WRITTEN INSTRUCTION:
Would you transcribe the whole listing exactly, minus its pictures?

DATASET CONTENT:
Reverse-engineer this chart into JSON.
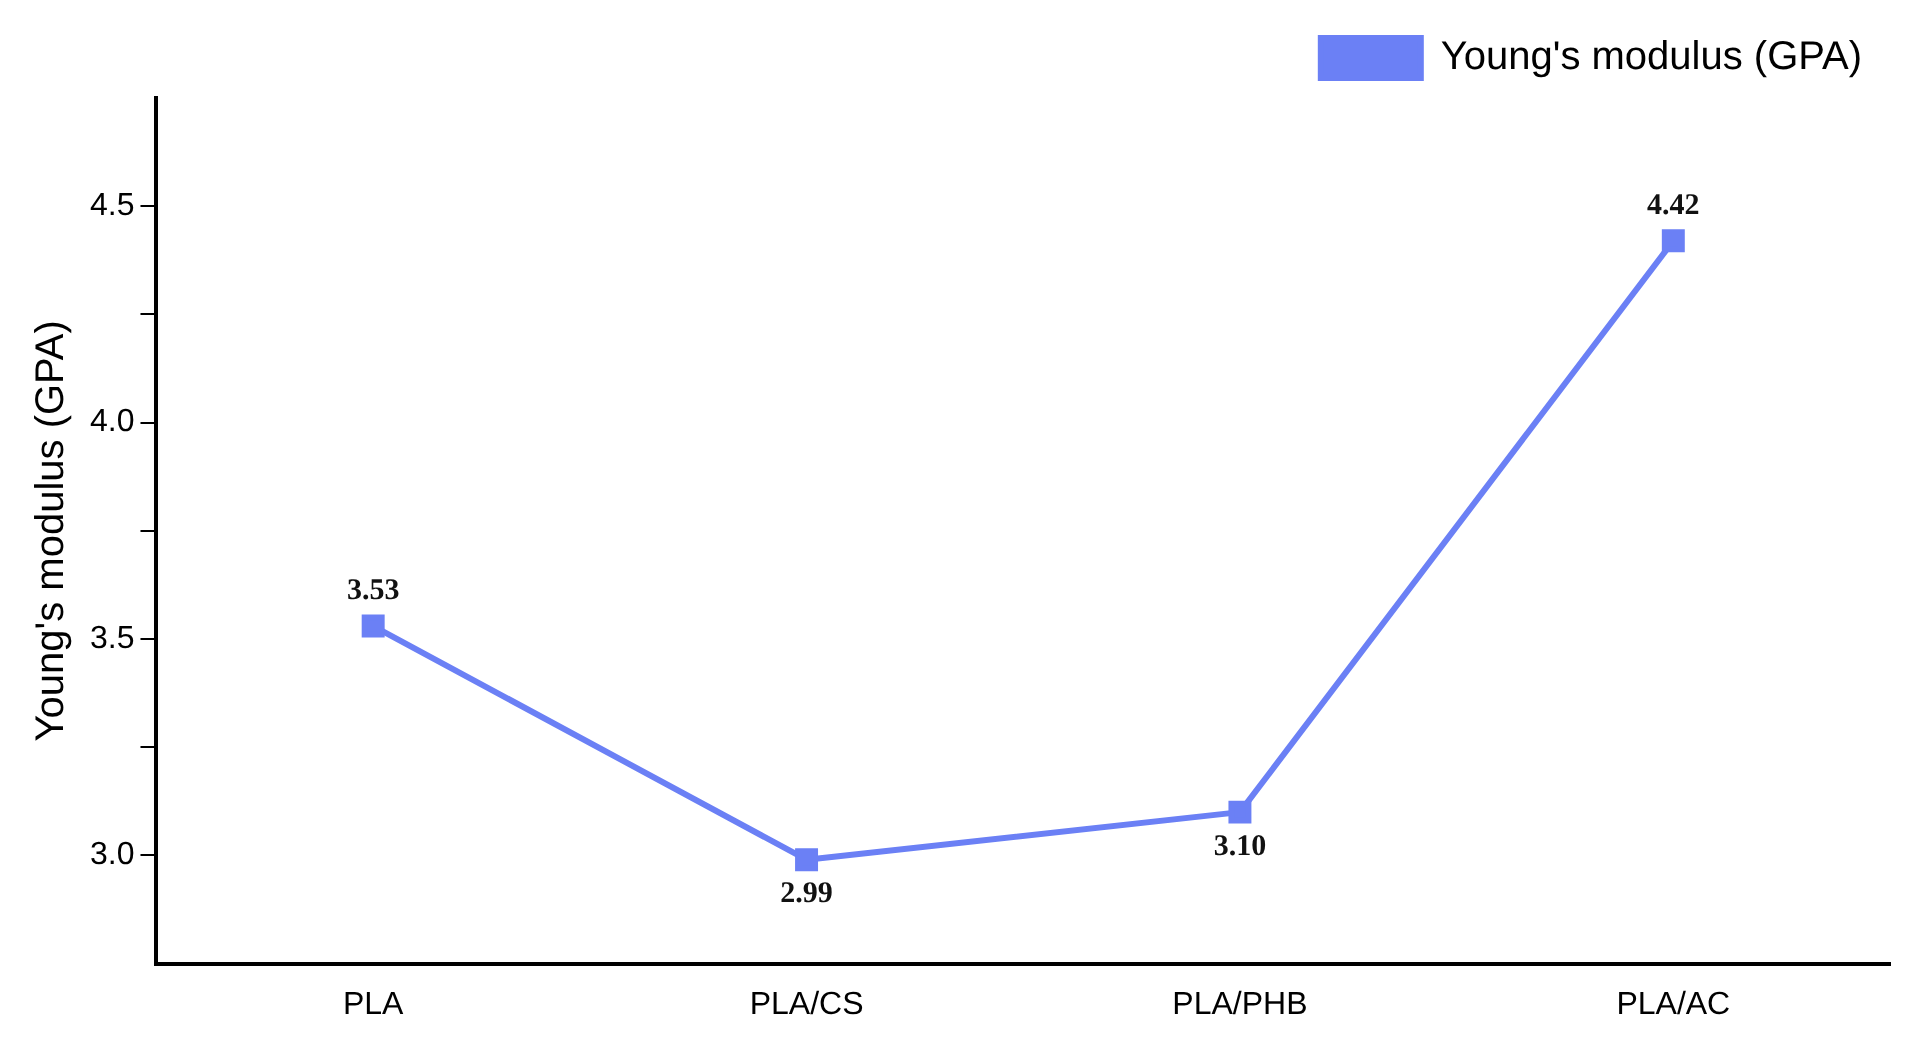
{
  "chart_data": {
    "type": "line",
    "ylabel": "Young's modulus (GPA)",
    "categories": [
      "PLA",
      "PLA/CS",
      "PLA/PHB",
      "PLA/AC"
    ],
    "series": [
      {
        "name": "Young's modulus (GPA)",
        "color": "#6b80f5",
        "values": [
          3.53,
          2.99,
          3.1,
          4.42
        ],
        "value_labels": [
          "3.53",
          "2.99",
          "3.10",
          "4.42"
        ]
      }
    ],
    "ylim": [
      2.75,
      4.75
    ],
    "yticks": [
      {
        "value": 3,
        "label": "3.0"
      },
      {
        "value": 3.25,
        "label": null
      },
      3.5,
      {
        "value": 3.75,
        "label": null
      },
      {
        "value": 4,
        "label": "4.0"
      },
      {
        "value": 4.25,
        "label": null
      },
      4.5
    ],
    "marker": "square",
    "line_style": "solid",
    "legend": "top right",
    "grid": false
  }
}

RESPONSE TO THE EXERCISE:
Reverse-engineer this chart into JSON.
{
  "chart_data": {
    "type": "line",
    "ylabel": "Young's modulus (GPA)",
    "categories": [
      "PLA",
      "PLA/CS",
      "PLA/PHB",
      "PLA/AC"
    ],
    "series": [
      {
        "name": "Young's modulus (GPA)",
        "color": "#6b80f5",
        "values": [
          3.53,
          2.99,
          3.1,
          4.42
        ],
        "value_labels": [
          "3.53",
          "2.99",
          "3.10",
          "4.42"
        ]
      }
    ],
    "ylim": [
      2.75,
      4.75
    ],
    "yticks": [
      {
        "value": 3,
        "label": "3.0"
      },
      {
        "value": 3.25,
        "label": null
      },
      3.5,
      {
        "value": 3.75,
        "label": null
      },
      {
        "value": 4,
        "label": "4.0"
      },
      {
        "value": 4.25,
        "label": null
      },
      4.5
    ],
    "marker": "square",
    "line_style": "solid",
    "legend": "top right",
    "grid": false
  }
}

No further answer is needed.